▸ **GOAL**:
Copy the data that follows exactly. Include no pictures.

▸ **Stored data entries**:
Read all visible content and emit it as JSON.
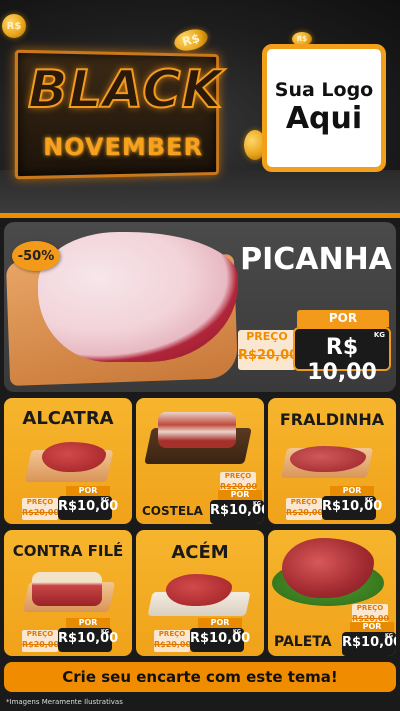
{
  "header": {
    "title_line1": "BLACK",
    "title_line2": "NOVEMBER",
    "coin_symbol": "R$",
    "logo_line1": "Sua Logo",
    "logo_line2": "Aqui"
  },
  "featured": {
    "discount": "-50%",
    "name": "PICANHA",
    "old_label": "PREÇO",
    "old_price": "R$20,00",
    "new_label": "POR",
    "new_price": "R$ 10,00",
    "unit": "KG"
  },
  "products": [
    {
      "name": "ALCATRA",
      "old_label": "PREÇO",
      "old_price": "R$20,00",
      "new_label": "POR",
      "new_price": "R$10,00",
      "unit": "KG"
    },
    {
      "name": "COSTELA",
      "old_label": "PREÇO",
      "old_price": "R$20,00",
      "new_label": "POR",
      "new_price": "R$10,00",
      "unit": "KG"
    },
    {
      "name": "FRALDINHA",
      "old_label": "PREÇO",
      "old_price": "R$20,00",
      "new_label": "POR",
      "new_price": "R$10,00",
      "unit": "KG"
    },
    {
      "name": "CONTRA FILÉ",
      "old_label": "PREÇO",
      "old_price": "R$20,00",
      "new_label": "POR",
      "new_price": "R$10,00",
      "unit": "KG"
    },
    {
      "name": "ACÉM",
      "old_label": "PREÇO",
      "old_price": "R$20,00",
      "new_label": "POR",
      "new_price": "R$10,00",
      "unit": "KG"
    },
    {
      "name": "PALETA",
      "old_label": "PREÇO",
      "old_price": "R$20,00",
      "new_label": "POR",
      "new_price": "R$10,00",
      "unit": "KG"
    }
  ],
  "cta": "Crie seu encarte com este tema!",
  "footnote": "*Imagens Meramente Ilustrativas",
  "colors": {
    "accent": "#f08c00",
    "card_yellow": "#f6b52d",
    "dark": "#1a1a1a"
  }
}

▸ **EXERCISE OUTPUT**:
Read all visible content and emit it as JSON.
{
  "header": {
    "title_line1": "BLACK",
    "title_line2": "NOVEMBER",
    "coin_symbol": "R$",
    "logo_line1": "Sua Logo",
    "logo_line2": "Aqui"
  },
  "featured": {
    "discount": "-50%",
    "name": "PICANHA",
    "old_label": "PREÇO",
    "old_price": "R$20,00",
    "new_label": "POR",
    "new_price": "R$ 10,00",
    "unit": "KG"
  },
  "products": [
    {
      "name": "ALCATRA",
      "old_label": "PREÇO",
      "old_price": "R$20,00",
      "new_label": "POR",
      "new_price": "R$10,00",
      "unit": "KG"
    },
    {
      "name": "COSTELA",
      "old_label": "PREÇO",
      "old_price": "R$20,00",
      "new_label": "POR",
      "new_price": "R$10,00",
      "unit": "KG"
    },
    {
      "name": "FRALDINHA",
      "old_label": "PREÇO",
      "old_price": "R$20,00",
      "new_label": "POR",
      "new_price": "R$10,00",
      "unit": "KG"
    },
    {
      "name": "CONTRA FILÉ",
      "old_label": "PREÇO",
      "old_price": "R$20,00",
      "new_label": "POR",
      "new_price": "R$10,00",
      "unit": "KG"
    },
    {
      "name": "ACÉM",
      "old_label": "PREÇO",
      "old_price": "R$20,00",
      "new_label": "POR",
      "new_price": "R$10,00",
      "unit": "KG"
    },
    {
      "name": "PALETA",
      "old_label": "PREÇO",
      "old_price": "R$20,00",
      "new_label": "POR",
      "new_price": "R$10,00",
      "unit": "KG"
    }
  ],
  "cta": "Crie seu encarte com este tema!",
  "footnote": "*Imagens Meramente Ilustrativas",
  "colors": {
    "accent": "#f08c00",
    "card_yellow": "#f6b52d",
    "dark": "#1a1a1a"
  }
}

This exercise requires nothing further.